**WORK INSTRUCTIONS**
Write the data out again, exactly as given.

::: INFORMATION SUPPLIED :::

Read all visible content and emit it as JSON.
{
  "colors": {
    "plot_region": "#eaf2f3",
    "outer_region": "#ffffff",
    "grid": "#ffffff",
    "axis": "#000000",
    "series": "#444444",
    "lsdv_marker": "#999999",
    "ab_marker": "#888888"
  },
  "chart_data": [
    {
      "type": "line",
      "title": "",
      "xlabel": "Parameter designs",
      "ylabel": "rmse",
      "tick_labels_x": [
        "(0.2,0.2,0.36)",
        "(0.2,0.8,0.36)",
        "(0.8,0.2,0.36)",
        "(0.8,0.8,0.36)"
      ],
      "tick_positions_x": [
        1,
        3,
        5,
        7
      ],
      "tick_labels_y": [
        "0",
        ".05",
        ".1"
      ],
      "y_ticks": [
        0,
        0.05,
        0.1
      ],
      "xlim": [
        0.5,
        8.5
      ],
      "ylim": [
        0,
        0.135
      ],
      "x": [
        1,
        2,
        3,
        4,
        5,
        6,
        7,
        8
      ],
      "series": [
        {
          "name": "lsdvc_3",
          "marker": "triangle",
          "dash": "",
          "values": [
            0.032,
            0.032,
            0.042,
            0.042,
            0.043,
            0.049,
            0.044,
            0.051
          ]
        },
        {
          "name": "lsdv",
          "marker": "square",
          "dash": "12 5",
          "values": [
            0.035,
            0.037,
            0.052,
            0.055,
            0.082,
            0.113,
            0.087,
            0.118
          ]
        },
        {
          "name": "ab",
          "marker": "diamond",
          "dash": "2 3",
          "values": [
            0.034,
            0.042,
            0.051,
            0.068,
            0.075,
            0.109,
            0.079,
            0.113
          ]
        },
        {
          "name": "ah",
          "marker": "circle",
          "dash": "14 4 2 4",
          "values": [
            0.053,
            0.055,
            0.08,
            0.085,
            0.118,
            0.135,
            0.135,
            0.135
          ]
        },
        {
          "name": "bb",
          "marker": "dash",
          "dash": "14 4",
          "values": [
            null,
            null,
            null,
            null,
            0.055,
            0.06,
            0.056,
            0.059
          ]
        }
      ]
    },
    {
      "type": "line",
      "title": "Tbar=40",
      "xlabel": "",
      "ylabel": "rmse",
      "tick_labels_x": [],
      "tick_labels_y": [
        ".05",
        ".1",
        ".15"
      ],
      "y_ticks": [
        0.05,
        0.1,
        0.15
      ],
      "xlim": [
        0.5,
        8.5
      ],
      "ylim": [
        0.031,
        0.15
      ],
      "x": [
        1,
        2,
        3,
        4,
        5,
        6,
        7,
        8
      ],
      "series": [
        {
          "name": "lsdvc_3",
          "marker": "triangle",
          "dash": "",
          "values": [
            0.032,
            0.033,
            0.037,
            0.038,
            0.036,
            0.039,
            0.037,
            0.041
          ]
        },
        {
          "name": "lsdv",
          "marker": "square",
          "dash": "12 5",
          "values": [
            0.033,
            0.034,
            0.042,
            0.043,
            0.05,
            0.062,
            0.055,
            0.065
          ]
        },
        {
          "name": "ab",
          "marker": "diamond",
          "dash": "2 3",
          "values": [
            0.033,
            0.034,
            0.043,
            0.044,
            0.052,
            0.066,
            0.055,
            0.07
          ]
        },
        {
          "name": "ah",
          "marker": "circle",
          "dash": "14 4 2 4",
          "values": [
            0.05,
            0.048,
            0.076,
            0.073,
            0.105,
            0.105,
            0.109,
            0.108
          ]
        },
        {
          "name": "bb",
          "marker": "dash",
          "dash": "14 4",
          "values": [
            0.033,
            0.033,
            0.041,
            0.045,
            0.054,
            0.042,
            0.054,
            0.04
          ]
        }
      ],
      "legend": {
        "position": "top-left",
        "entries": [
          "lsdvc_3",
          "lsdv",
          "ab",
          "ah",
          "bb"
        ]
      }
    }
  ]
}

:::

**SOLUTION BELOW**
Read all visible content and emit it as JSON.
{
  "colors": {
    "plot_region": "#eaf2f3",
    "outer_region": "#ffffff",
    "grid": "#ffffff",
    "axis": "#000000",
    "series": "#444444",
    "lsdv_marker": "#999999",
    "ab_marker": "#888888"
  },
  "chart_data": [
    {
      "type": "line",
      "title": "",
      "xlabel": "Parameter designs",
      "ylabel": "rmse",
      "tick_labels_x": [
        "(0.2,0.2,0.36)",
        "(0.2,0.8,0.36)",
        "(0.8,0.2,0.36)",
        "(0.8,0.8,0.36)"
      ],
      "tick_positions_x": [
        1,
        3,
        5,
        7
      ],
      "tick_labels_y": [
        "0",
        ".05",
        ".1"
      ],
      "y_ticks": [
        0,
        0.05,
        0.1
      ],
      "xlim": [
        0.5,
        8.5
      ],
      "ylim": [
        0,
        0.135
      ],
      "x": [
        1,
        2,
        3,
        4,
        5,
        6,
        7,
        8
      ],
      "series": [
        {
          "name": "lsdvc_3",
          "marker": "triangle",
          "dash": "",
          "values": [
            0.032,
            0.032,
            0.042,
            0.042,
            0.043,
            0.049,
            0.044,
            0.051
          ]
        },
        {
          "name": "lsdv",
          "marker": "square",
          "dash": "12 5",
          "values": [
            0.035,
            0.037,
            0.052,
            0.055,
            0.082,
            0.113,
            0.087,
            0.118
          ]
        },
        {
          "name": "ab",
          "marker": "diamond",
          "dash": "2 3",
          "values": [
            0.034,
            0.042,
            0.051,
            0.068,
            0.075,
            0.109,
            0.079,
            0.113
          ]
        },
        {
          "name": "ah",
          "marker": "circle",
          "dash": "14 4 2 4",
          "values": [
            0.053,
            0.055,
            0.08,
            0.085,
            0.118,
            0.135,
            0.135,
            0.135
          ]
        },
        {
          "name": "bb",
          "marker": "dash",
          "dash": "14 4",
          "values": [
            null,
            null,
            null,
            null,
            0.055,
            0.06,
            0.056,
            0.059
          ]
        }
      ]
    },
    {
      "type": "line",
      "title": "Tbar=40",
      "xlabel": "",
      "ylabel": "rmse",
      "tick_labels_x": [],
      "tick_labels_y": [
        ".05",
        ".1",
        ".15"
      ],
      "y_ticks": [
        0.05,
        0.1,
        0.15
      ],
      "xlim": [
        0.5,
        8.5
      ],
      "ylim": [
        0.031,
        0.15
      ],
      "x": [
        1,
        2,
        3,
        4,
        5,
        6,
        7,
        8
      ],
      "series": [
        {
          "name": "lsdvc_3",
          "marker": "triangle",
          "dash": "",
          "values": [
            0.032,
            0.033,
            0.037,
            0.038,
            0.036,
            0.039,
            0.037,
            0.041
          ]
        },
        {
          "name": "lsdv",
          "marker": "square",
          "dash": "12 5",
          "values": [
            0.033,
            0.034,
            0.042,
            0.043,
            0.05,
            0.062,
            0.055,
            0.065
          ]
        },
        {
          "name": "ab",
          "marker": "diamond",
          "dash": "2 3",
          "values": [
            0.033,
            0.034,
            0.043,
            0.044,
            0.052,
            0.066,
            0.055,
            0.07
          ]
        },
        {
          "name": "ah",
          "marker": "circle",
          "dash": "14 4 2 4",
          "values": [
            0.05,
            0.048,
            0.076,
            0.073,
            0.105,
            0.105,
            0.109,
            0.108
          ]
        },
        {
          "name": "bb",
          "marker": "dash",
          "dash": "14 4",
          "values": [
            0.033,
            0.033,
            0.041,
            0.045,
            0.054,
            0.042,
            0.054,
            0.04
          ]
        }
      ],
      "legend": {
        "position": "top-left",
        "entries": [
          "lsdvc_3",
          "lsdv",
          "ab",
          "ah",
          "bb"
        ]
      }
    }
  ]
}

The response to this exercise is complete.